▶ Written request: Exactly repeat all the records below, omitting the images they hold.

▶ Data provided:
- - - -
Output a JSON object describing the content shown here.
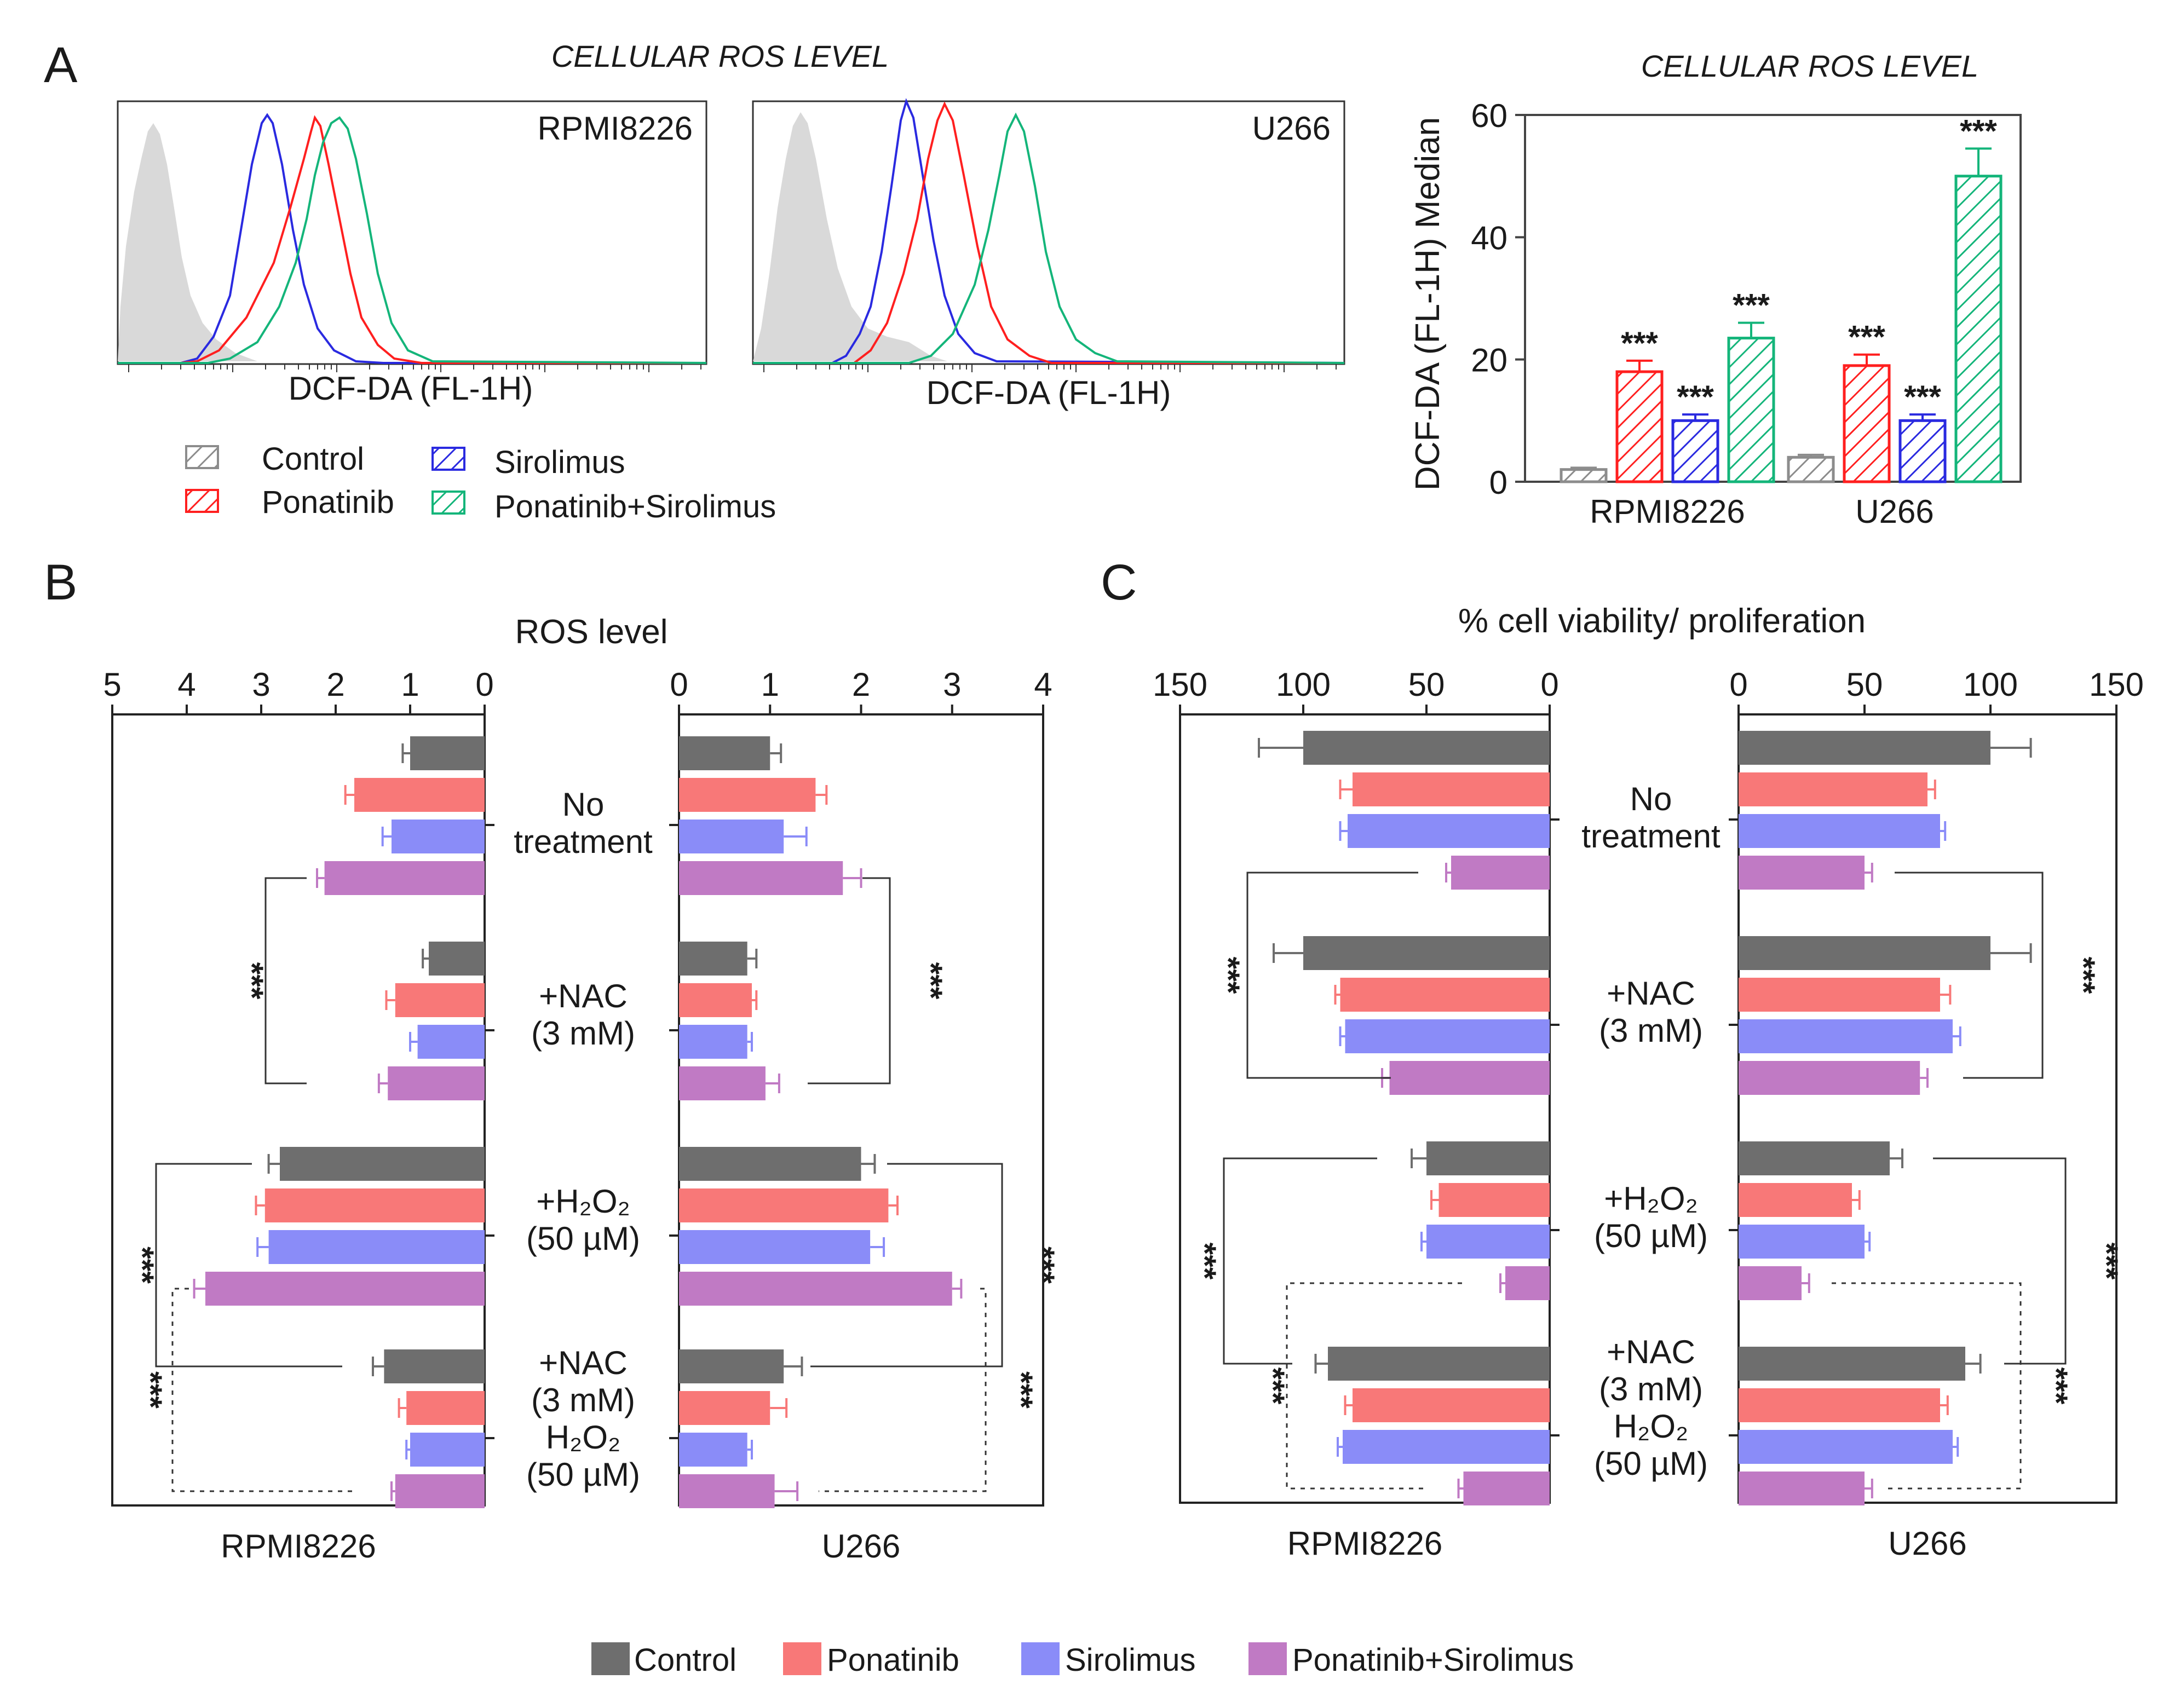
{
  "figure": {
    "panel_letters": [
      "A",
      "B",
      "C"
    ]
  },
  "colors": {
    "control": "#6e6e6e",
    "ponatinib": "#f87878",
    "sirolimus": "#8a8cf8",
    "combo": "#c07ac4",
    "control_hatch": "#8c8c8c",
    "ponatinib_hatch": "#ff1f1f",
    "sirolimus_hatch": "#2a2ae0",
    "combo_hatch": "#14b57a",
    "shade": "#d9d9d9",
    "sig_star": "#111111"
  },
  "panel_a": {
    "title": "CELLULAR ROS LEVEL",
    "histograms": [
      {
        "cell_line": "RPMI8226",
        "xlabel": "DCF-DA (FL-1H)"
      },
      {
        "cell_line": "U266",
        "xlabel": "DCF-DA (FL-1H)"
      }
    ],
    "legend": [
      "Control",
      "Ponatinib",
      "Sirolimus",
      "Ponatinib+Sirolimus"
    ]
  },
  "chart_data": [
    {
      "type": "bar",
      "title": "CELLULAR ROS LEVEL",
      "ylabel": "DCF-DA (FL-1H) Median",
      "xlabel": "",
      "categories": [
        "RPMI8226",
        "U266"
      ],
      "ylim": [
        0,
        60
      ],
      "yticks": [
        "0",
        "20",
        "40",
        "60"
      ],
      "series": [
        {
          "name": "Control",
          "values": [
            2,
            4
          ],
          "errors": [
            0.3,
            0.4
          ],
          "stars": [
            "",
            ""
          ]
        },
        {
          "name": "Ponatinib",
          "values": [
            18,
            19
          ],
          "errors": [
            1.8,
            1.8
          ],
          "stars": [
            "***",
            "***"
          ]
        },
        {
          "name": "Sirolimus",
          "values": [
            10,
            10
          ],
          "errors": [
            1.0,
            1.0
          ],
          "stars": [
            "***",
            "***"
          ]
        },
        {
          "name": "Ponatinib+Sirolimus",
          "values": [
            23.5,
            50
          ],
          "errors": [
            2.5,
            4.5
          ],
          "stars": [
            "***",
            "***"
          ]
        }
      ]
    },
    {
      "type": "bar",
      "orientation": "horizontal",
      "title": "ROS level",
      "panels": [
        {
          "cell_line": "RPMI8226",
          "xlim": [
            0,
            5
          ],
          "reversed": true,
          "xticks": [
            "5",
            "4",
            "3",
            "2",
            "1",
            "0"
          ],
          "groups": [
            {
              "values": [
                1.0,
                1.75,
                1.25,
                2.15
              ],
              "errors": [
                0.1,
                0.12,
                0.12,
                0.1
              ]
            },
            {
              "values": [
                0.75,
                1.2,
                0.9,
                1.3
              ],
              "errors": [
                0.08,
                0.12,
                0.1,
                0.12
              ]
            },
            {
              "values": [
                2.75,
                2.95,
                2.9,
                3.75
              ],
              "errors": [
                0.15,
                0.12,
                0.15,
                0.15
              ]
            },
            {
              "values": [
                1.35,
                1.05,
                1.0,
                1.2
              ],
              "errors": [
                0.15,
                0.1,
                0.05,
                0.05
              ]
            }
          ],
          "significance": [
            "***",
            "***",
            "***"
          ]
        },
        {
          "cell_line": "U266",
          "xlim": [
            0,
            4
          ],
          "reversed": false,
          "xticks": [
            "0",
            "1",
            "2",
            "3",
            "4"
          ],
          "groups": [
            {
              "values": [
                1.0,
                1.5,
                1.15,
                1.8
              ],
              "errors": [
                0.12,
                0.12,
                0.25,
                0.2
              ]
            },
            {
              "values": [
                0.75,
                0.8,
                0.75,
                0.95
              ],
              "errors": [
                0.1,
                0.05,
                0.05,
                0.15
              ]
            },
            {
              "values": [
                2.0,
                2.3,
                2.1,
                3.0
              ],
              "errors": [
                0.15,
                0.1,
                0.15,
                0.1
              ]
            },
            {
              "values": [
                1.15,
                1.0,
                0.75,
                1.05
              ],
              "errors": [
                0.2,
                0.18,
                0.05,
                0.25
              ]
            }
          ],
          "significance": [
            "***",
            "***",
            "***"
          ]
        }
      ],
      "group_labels": [
        [
          "No",
          "treatment"
        ],
        [
          "+NAC",
          "(3 mM)"
        ],
        [
          "+H₂O₂",
          "(50 µM)"
        ],
        [
          "+NAC",
          "(3 mM)",
          "H₂O₂",
          "(50 µM)"
        ]
      ]
    },
    {
      "type": "bar",
      "orientation": "horizontal",
      "title": "% cell viability/ proliferation",
      "panels": [
        {
          "cell_line": "RPMI8226",
          "xlim": [
            0,
            150
          ],
          "reversed": true,
          "xticks": [
            "150",
            "100",
            "50",
            "0"
          ],
          "groups": [
            {
              "values": [
                100,
                80,
                82,
                40
              ],
              "errors": [
                18,
                5,
                3,
                2
              ]
            },
            {
              "values": [
                100,
                85,
                83,
                65
              ],
              "errors": [
                12,
                2,
                2,
                3
              ]
            },
            {
              "values": [
                50,
                45,
                50,
                18
              ],
              "errors": [
                6,
                3,
                2,
                2
              ]
            },
            {
              "values": [
                90,
                80,
                84,
                35
              ],
              "errors": [
                5,
                3,
                2,
                2
              ]
            }
          ],
          "significance": [
            "***",
            "***",
            "***"
          ]
        },
        {
          "cell_line": "U266",
          "xlim": [
            0,
            150
          ],
          "reversed": false,
          "xticks": [
            "0",
            "50",
            "100",
            "150"
          ],
          "groups": [
            {
              "values": [
                100,
                75,
                80,
                50
              ],
              "errors": [
                16,
                3,
                2,
                3
              ]
            },
            {
              "values": [
                100,
                80,
                85,
                72
              ],
              "errors": [
                16,
                4,
                3,
                3
              ]
            },
            {
              "values": [
                60,
                45,
                50,
                25
              ],
              "errors": [
                5,
                3,
                2,
                3
              ]
            },
            {
              "values": [
                90,
                80,
                85,
                50
              ],
              "errors": [
                6,
                3,
                2,
                3
              ]
            }
          ],
          "significance": [
            "***",
            "***",
            "***"
          ]
        }
      ],
      "group_labels": [
        [
          "No",
          "treatment"
        ],
        [
          "+NAC",
          "(3 mM)"
        ],
        [
          "+H₂O₂",
          "(50 µM)"
        ],
        [
          "+NAC",
          "(3 mM)",
          "H₂O₂",
          "(50 µM)"
        ]
      ]
    }
  ],
  "bottom_legend": [
    "Control",
    "Ponatinib",
    "Sirolimus",
    "Ponatinib+Sirolimus"
  ]
}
- - - -
▶ Written reply:
Output a JSON object describing the content shown here.
{
  "figure": {
    "panel_letters": [
      "A",
      "B",
      "C"
    ]
  },
  "colors": {
    "control": "#6e6e6e",
    "ponatinib": "#f87878",
    "sirolimus": "#8a8cf8",
    "combo": "#c07ac4",
    "control_hatch": "#8c8c8c",
    "ponatinib_hatch": "#ff1f1f",
    "sirolimus_hatch": "#2a2ae0",
    "combo_hatch": "#14b57a",
    "shade": "#d9d9d9",
    "sig_star": "#111111"
  },
  "panel_a": {
    "title": "CELLULAR ROS LEVEL",
    "histograms": [
      {
        "cell_line": "RPMI8226",
        "xlabel": "DCF-DA (FL-1H)"
      },
      {
        "cell_line": "U266",
        "xlabel": "DCF-DA (FL-1H)"
      }
    ],
    "legend": [
      "Control",
      "Ponatinib",
      "Sirolimus",
      "Ponatinib+Sirolimus"
    ]
  },
  "chart_data": [
    {
      "type": "bar",
      "title": "CELLULAR ROS LEVEL",
      "ylabel": "DCF-DA (FL-1H) Median",
      "xlabel": "",
      "categories": [
        "RPMI8226",
        "U266"
      ],
      "ylim": [
        0,
        60
      ],
      "yticks": [
        "0",
        "20",
        "40",
        "60"
      ],
      "series": [
        {
          "name": "Control",
          "values": [
            2,
            4
          ],
          "errors": [
            0.3,
            0.4
          ],
          "stars": [
            "",
            ""
          ]
        },
        {
          "name": "Ponatinib",
          "values": [
            18,
            19
          ],
          "errors": [
            1.8,
            1.8
          ],
          "stars": [
            "***",
            "***"
          ]
        },
        {
          "name": "Sirolimus",
          "values": [
            10,
            10
          ],
          "errors": [
            1.0,
            1.0
          ],
          "stars": [
            "***",
            "***"
          ]
        },
        {
          "name": "Ponatinib+Sirolimus",
          "values": [
            23.5,
            50
          ],
          "errors": [
            2.5,
            4.5
          ],
          "stars": [
            "***",
            "***"
          ]
        }
      ]
    },
    {
      "type": "bar",
      "orientation": "horizontal",
      "title": "ROS level",
      "panels": [
        {
          "cell_line": "RPMI8226",
          "xlim": [
            0,
            5
          ],
          "reversed": true,
          "xticks": [
            "5",
            "4",
            "3",
            "2",
            "1",
            "0"
          ],
          "groups": [
            {
              "values": [
                1.0,
                1.75,
                1.25,
                2.15
              ],
              "errors": [
                0.1,
                0.12,
                0.12,
                0.1
              ]
            },
            {
              "values": [
                0.75,
                1.2,
                0.9,
                1.3
              ],
              "errors": [
                0.08,
                0.12,
                0.1,
                0.12
              ]
            },
            {
              "values": [
                2.75,
                2.95,
                2.9,
                3.75
              ],
              "errors": [
                0.15,
                0.12,
                0.15,
                0.15
              ]
            },
            {
              "values": [
                1.35,
                1.05,
                1.0,
                1.2
              ],
              "errors": [
                0.15,
                0.1,
                0.05,
                0.05
              ]
            }
          ],
          "significance": [
            "***",
            "***",
            "***"
          ]
        },
        {
          "cell_line": "U266",
          "xlim": [
            0,
            4
          ],
          "reversed": false,
          "xticks": [
            "0",
            "1",
            "2",
            "3",
            "4"
          ],
          "groups": [
            {
              "values": [
                1.0,
                1.5,
                1.15,
                1.8
              ],
              "errors": [
                0.12,
                0.12,
                0.25,
                0.2
              ]
            },
            {
              "values": [
                0.75,
                0.8,
                0.75,
                0.95
              ],
              "errors": [
                0.1,
                0.05,
                0.05,
                0.15
              ]
            },
            {
              "values": [
                2.0,
                2.3,
                2.1,
                3.0
              ],
              "errors": [
                0.15,
                0.1,
                0.15,
                0.1
              ]
            },
            {
              "values": [
                1.15,
                1.0,
                0.75,
                1.05
              ],
              "errors": [
                0.2,
                0.18,
                0.05,
                0.25
              ]
            }
          ],
          "significance": [
            "***",
            "***",
            "***"
          ]
        }
      ],
      "group_labels": [
        [
          "No",
          "treatment"
        ],
        [
          "+NAC",
          "(3 mM)"
        ],
        [
          "+H₂O₂",
          "(50 µM)"
        ],
        [
          "+NAC",
          "(3 mM)",
          "H₂O₂",
          "(50 µM)"
        ]
      ]
    },
    {
      "type": "bar",
      "orientation": "horizontal",
      "title": "% cell viability/ proliferation",
      "panels": [
        {
          "cell_line": "RPMI8226",
          "xlim": [
            0,
            150
          ],
          "reversed": true,
          "xticks": [
            "150",
            "100",
            "50",
            "0"
          ],
          "groups": [
            {
              "values": [
                100,
                80,
                82,
                40
              ],
              "errors": [
                18,
                5,
                3,
                2
              ]
            },
            {
              "values": [
                100,
                85,
                83,
                65
              ],
              "errors": [
                12,
                2,
                2,
                3
              ]
            },
            {
              "values": [
                50,
                45,
                50,
                18
              ],
              "errors": [
                6,
                3,
                2,
                2
              ]
            },
            {
              "values": [
                90,
                80,
                84,
                35
              ],
              "errors": [
                5,
                3,
                2,
                2
              ]
            }
          ],
          "significance": [
            "***",
            "***",
            "***"
          ]
        },
        {
          "cell_line": "U266",
          "xlim": [
            0,
            150
          ],
          "reversed": false,
          "xticks": [
            "0",
            "50",
            "100",
            "150"
          ],
          "groups": [
            {
              "values": [
                100,
                75,
                80,
                50
              ],
              "errors": [
                16,
                3,
                2,
                3
              ]
            },
            {
              "values": [
                100,
                80,
                85,
                72
              ],
              "errors": [
                16,
                4,
                3,
                3
              ]
            },
            {
              "values": [
                60,
                45,
                50,
                25
              ],
              "errors": [
                5,
                3,
                2,
                3
              ]
            },
            {
              "values": [
                90,
                80,
                85,
                50
              ],
              "errors": [
                6,
                3,
                2,
                3
              ]
            }
          ],
          "significance": [
            "***",
            "***",
            "***"
          ]
        }
      ],
      "group_labels": [
        [
          "No",
          "treatment"
        ],
        [
          "+NAC",
          "(3 mM)"
        ],
        [
          "+H₂O₂",
          "(50 µM)"
        ],
        [
          "+NAC",
          "(3 mM)",
          "H₂O₂",
          "(50 µM)"
        ]
      ]
    }
  ],
  "bottom_legend": [
    "Control",
    "Ponatinib",
    "Sirolimus",
    "Ponatinib+Sirolimus"
  ]
}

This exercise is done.